(Dataset items)

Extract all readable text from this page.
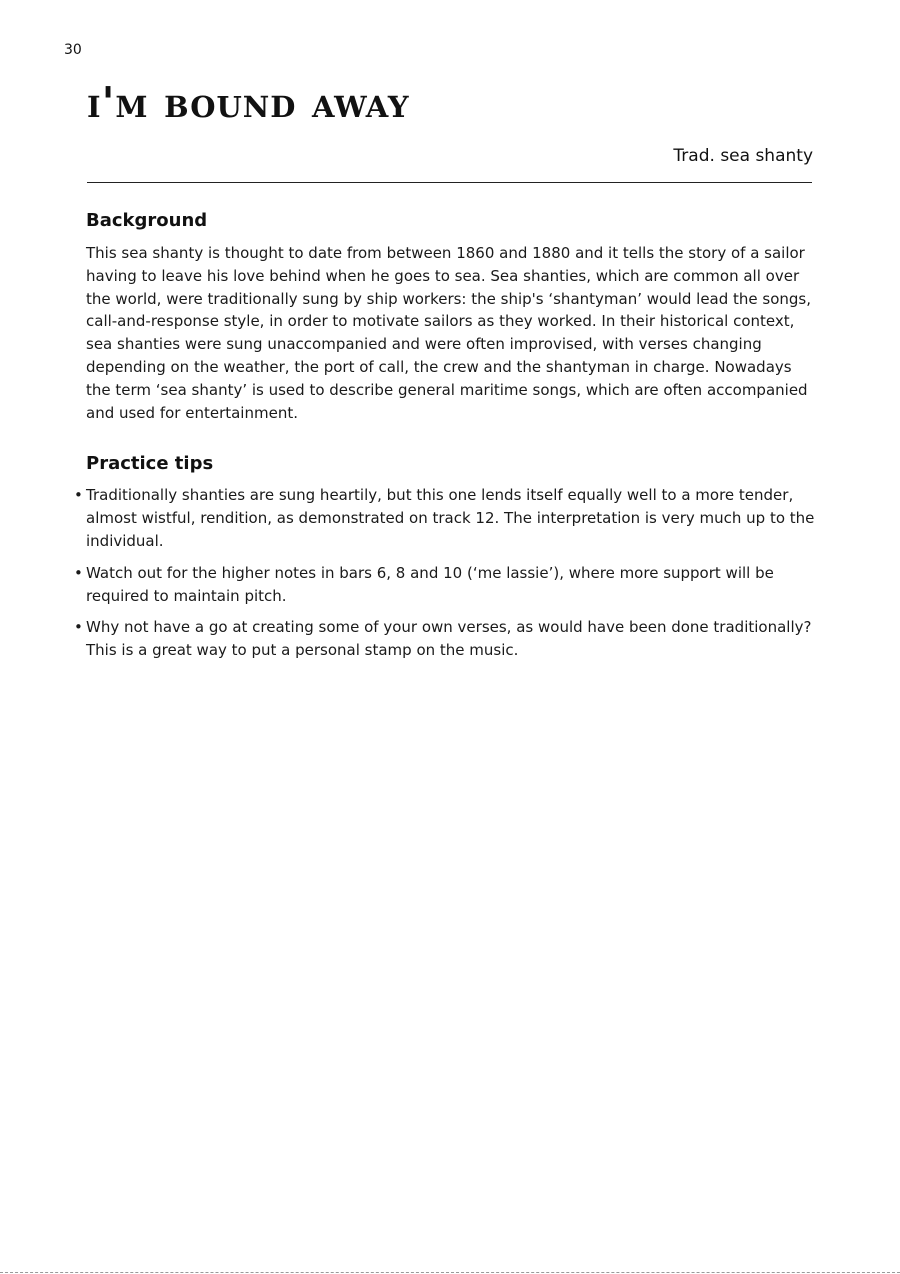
30
i'm bound away
Trad. sea shanty
Background

This sea shanty is thought to date from between 1860 and 1880 and it tells the story of a sailor having to leave his love behind when he goes to sea. Sea shanties, which are common all over the world, were traditionally sung by ship workers: the ship's ‘shantyman’ would lead the songs, call-and-response style, in order to motivate sailors as they worked. In their historical context, sea shanties were sung unaccompanied and were often improvised, with verses changing depending on the weather, the port of call, the crew and the shantyman in charge. Nowadays the term ‘sea shanty’ is used to describe general maritime songs, which are often accompanied and used for entertainment.

Practice tips
• Traditionally shanties are sung heartily, but this one lends itself equally well to a more tender, almost wistful, rendition, as demonstrated on track 12. The interpretation is very much up to the individual.
• Watch out for the higher notes in bars 6, 8 and 10 (‘me lassie’), where more support will be required to maintain pitch.
• Why not have a go at creating some of your own verses, as would have been done traditionally? This is a great way to put a personal stamp on the music.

▶ WHAT IS REQUIRED:
Check each line of the entries for the string "more". Copy the lines that have it.

▶ FINISHED TASK:
• Traditionally shanties are sung heartily, but this one lends itself equally well to a more tender, almost wistful, rendition, as demonstrated on track 12. The interpretation is very much up to the individual.
• Watch out for the higher notes in bars 6, 8 and 10 (‘me lassie’), where more support will be required to maintain pitch.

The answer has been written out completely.